_Enunciado 1_
En el texto sobre la post-cultura, ¿a quiénes dan ahora tribuna los medios, según Vargas Llosa?
_Enunciado 2_
Copia del texto sobre la post-cultura el pasaje entre "Según Vargas Llosa, hemos" y "de la cultura.", ambos incluidos.
_Enunciado 3_
Escribe la siguiente parte del texto sobre la post-cultura a partir de su última oración.

Según Vargas Llosa, hemos pasado de un proceso de cultura a uno de post-cultura donde, en principio, los intelectuales, los artistas y los escritores han perdido la importancia que tenían antaño. Ahora, dice, es normal y obligatorio que los medios den tribuna a cocineros, diseñadores y deportistas como si ellos fuesen los portadores de una nueva verdad.
«La diferencia esencial entre aquella cultura del pasado y el entretenimiento de hoy es que los productos de éste son fabricados para ser consumidos al instante y desaparecer, como los bizcochos y el porcorn», escribe. Su convencimiento es que esta mimetización de lo profundo a lo ligth es un fenómeno universal, una nueva cultura en la que participan ricos y pobres, desarrollados y subdesarrollados, y en la que los intelectuales lo único que hacen es sentarse a mirar cómo pasa ante sus ojos el cadáver de la cultura.
Si antes cultura significaba —explica— «la reivindicación de un patrimonio de ideas, valores y obras de arte, de unos conocimientos históricos, religiosos, filosóficos y científicos en constante evolución, el fomento de la exploración de nuevas formas artísticas y literarias y de la investigación en todos los campos del saber», ahora representa un cóctel de información en el que es imposible distinguir lo bueno de lo malo.

_Datos de origen_

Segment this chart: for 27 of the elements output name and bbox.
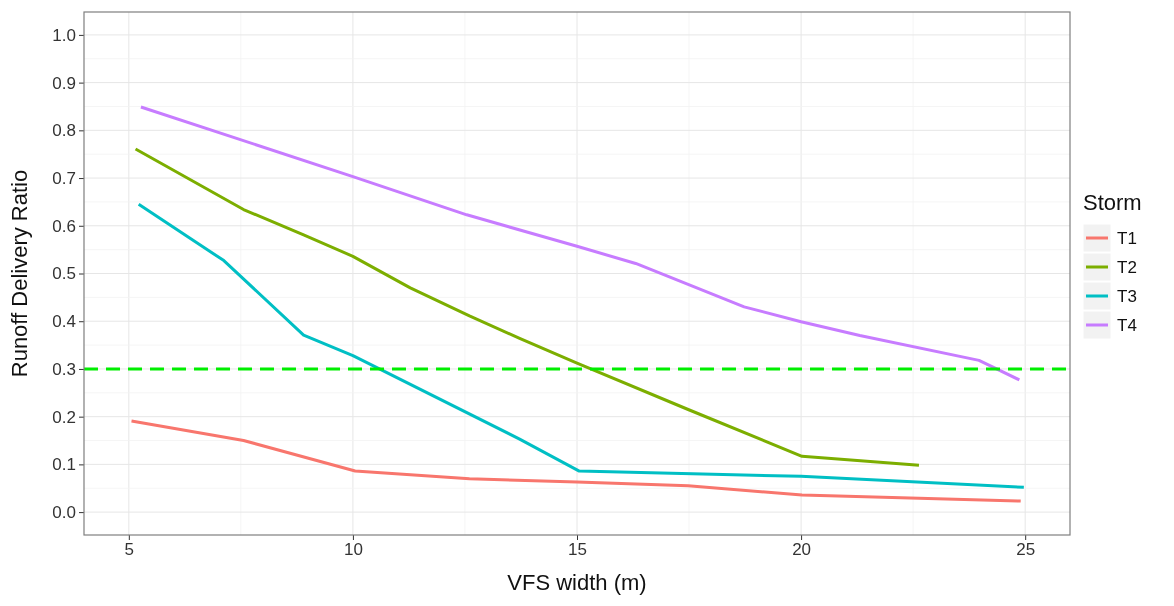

_Resultado final 1_
A cocineros, diseñadores y deportistas.

_Resultado final 2_
Según Vargas Llosa, hemos pasado de un proceso de cultura a uno de post-cultura donde, en principio, los intelectuales, los artistas y los escritores han perdido la importancia que tenían antaño. Ahora, dice, es normal y obligatorio que los medios den tribuna a cocineros, diseñadores y deportistas como si ellos fuesen los portadores de una nueva verdad.
«La diferencia esencial entre aquella cultura del pasado y el entretenimiento de hoy es que los productos de éste son fabricados para ser consumidos al instante y desaparecer, como los bizcochos y el porcorn», escribe. Su convencimiento es que esta mimetización de lo profundo a lo ligth es un fenómeno universal, una nueva cultura en la que participan ricos y pobres, desarrollados y subdesarrollados, y en la que los intelectuales lo único que hacen es sentarse a mirar cómo pasa ante sus ojos el cadáver de la cultura.

_Resultado final 3_
Las causas de que haya surgido esta nueva realidad son diversas: la multiplicación de las industrias de la diversión debido al crecimiento del ocio y la fuerza de la publicidad, la democratización de la cultura (esta ya no es más patrimonio de una élite), la desaparición de la crítica en los medios de comunicación (y con esto la posibilidad de que los ciudadanos sean guiados en su acercamiento a la alta cultura), la masificación de las actividades escapistas como el deporte y las drogas, la proliferación de iglesias y sectas y el empequeñecimiento y volatilidad del intelectual. En la actualidad, ya no solo se piensa sino que se da la espalda al pensamiento. Lo ligtht—que como nos recuerda Vargas Llosa «quiere decir responsable y a menudo idiota»— es la religión de nuestro tiempo.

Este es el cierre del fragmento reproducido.